**Given passage**
········
Just before his suicide, Wilding assesses his situation: ‘That’s the essential thing to happiness—respectability. I tasted it once for a week—I lived in it—it breathed around me—I worshipped at its shrine. But I was never of it ... I’m a robber to the last, you see.’

By 1889 Chambers was living at Notting Hill in London (48 Clanricarde Gardens) with his partner Marie (they married three years later), and by the census of 1891 there was also a baby daughter, Margery, a cook and a nurse.

Following its success in London, Captain Swift opened at the Madison Square Theatre in New York. ‘I was fortunate in being represented by a splendid cast,’ wrote Chambers. ‘Maurice Barrymore —father of three dear friends of mine, and conspicuous ornaments on the American stage, Ethel, Lionel and Jack [John]—was Captain Swift, and, although it is so long ago, there must be some thousands of New Yorkers who remember what a magnificent Swift he was.’ The play’s success in New York led eventually, in 1914 and again in 1920, to silent movies in Hollywood.

In February 1889 Swift opened at the Theatre Royal in Sydney. Of its subsequent opening at the Princess Theatre in Melbourne in August, Table Talk concluded: ‘There can be but one opinion of the literary merits of Captain Swift, which is that it is beautifully written, dramatically consistent, and constructed with the keenest regard to both effect and probability.’ However, as The Theatre of Australia observed: ‘Australians refuse to believe that Captain Swift was ever a bushranger.’ They expected him to be altogether rougher, tougher, not the gentleman-highwayman of romantic tradition. Perhaps it was not helpful that the part of Swift was taken in Australia by the English actor-manager, Charles Warner.

In October Charles Warner took Captain Swift touring in New Zealand, where it was better received, opening at the Princess Theatre in Dunedin, followed by the Theatre Royal in Christchurch, the Opera House in Wellington, the Theatre Royal in Napier and finishing at the Opera House in Auckland.

Hesketh Pearson summarises the ‘moral’ of Captain Swift as ‘the bushranger who is converted from evil to good, from irresponsibility to duty, from heartlessness to love, by staying in a nice English home.’ My own understanding of it is quite contrary to that reading: I feel that Chambers’ Swift is an outsider, able to follow his own path in life without the constraints of polite society, who, forced to run, chooses to end it all rather than succumb. Variants on this very Australian theme were to run through Haddons’ work over a thirty-year period.
········
**Recorded information**
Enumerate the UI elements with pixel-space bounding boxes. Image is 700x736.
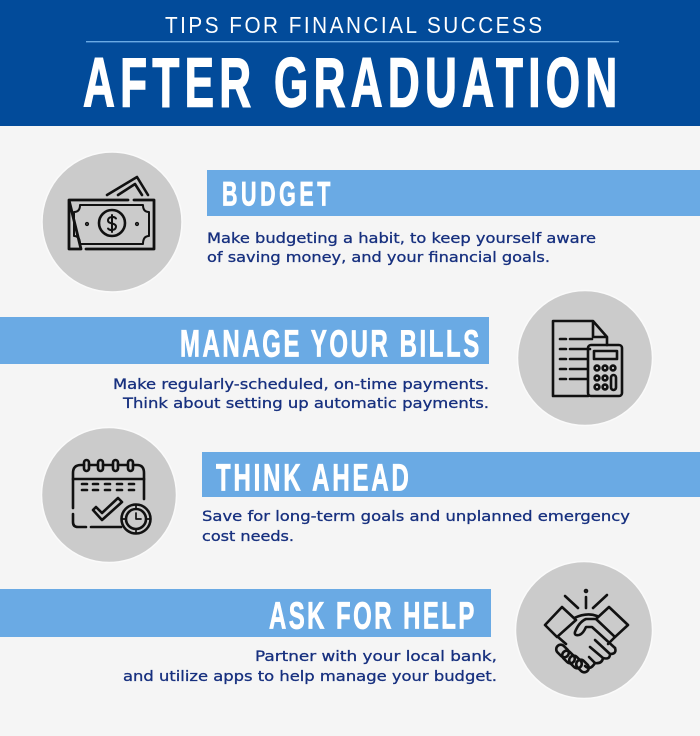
- text: think ahead: [202, 509, 630, 545]
- heading: ask for help: ASK FOR HELP: [269, 594, 474, 637]
- heading: think ahead: THINK AHEAD: [216, 456, 409, 499]
- title: AFTER GRADUATION: [83, 44, 617, 122]
- text: budget: [207, 231, 596, 266]
- text: manage your bills: Think about setting up automatic payments.: [122, 396, 489, 412]
- text: budget: of saving money, and your financial goals.: [207, 250, 550, 266]
- heading: budget: BUDGET: [222, 176, 331, 214]
- header banner: [0, 0, 700, 126]
- text: think ahead: cost needs.: [202, 529, 294, 545]
- text: think ahead: Save for long-term goals and unplanned emergency: [202, 509, 630, 525]
- subtitle: TIPS FOR FINANCIAL SUCCESS: [165, 12, 542, 38]
- text: ask for help: and utilize apps to help manage your budget.: [123, 669, 497, 685]
- icon: money: [42, 152, 182, 292]
- panel: think ahead: [42, 428, 700, 562]
- panel: budget: [42, 152, 700, 292]
- panel: manage your bills: [0, 290, 652, 426]
- heading: manage your bills: MANAGE YOUR BILLS: [180, 322, 479, 365]
- icon: calendar: [42, 428, 176, 562]
- icon: handshake: [516, 562, 652, 698]
- icon: document and calculator: [518, 290, 652, 426]
- text: budget: Make budgeting a habit, to keep yourself aware: [207, 231, 596, 247]
- text: manage your bills: Make regularly-scheduled, on-time payments.: [113, 377, 489, 393]
- panel: ask for help: [0, 562, 652, 698]
- text: manage your bills: [113, 377, 489, 412]
- text: ask for help: Partner with your local bank,: [255, 649, 497, 665]
- text: ask for help: [123, 649, 497, 685]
········
**Exercise description**
List the theaters, with their cities, where the passage on Captain Swift says the play was staged during its New Zealand tour. The records come from a different source than the passage on Captain Swift.

**Result for this exercise**
- Princess Theatre, Dunedin
- Theatre Royal, Christchurch
- Opera House, Wellington
- Theatre Royal, Napier
- Opera House, Auckland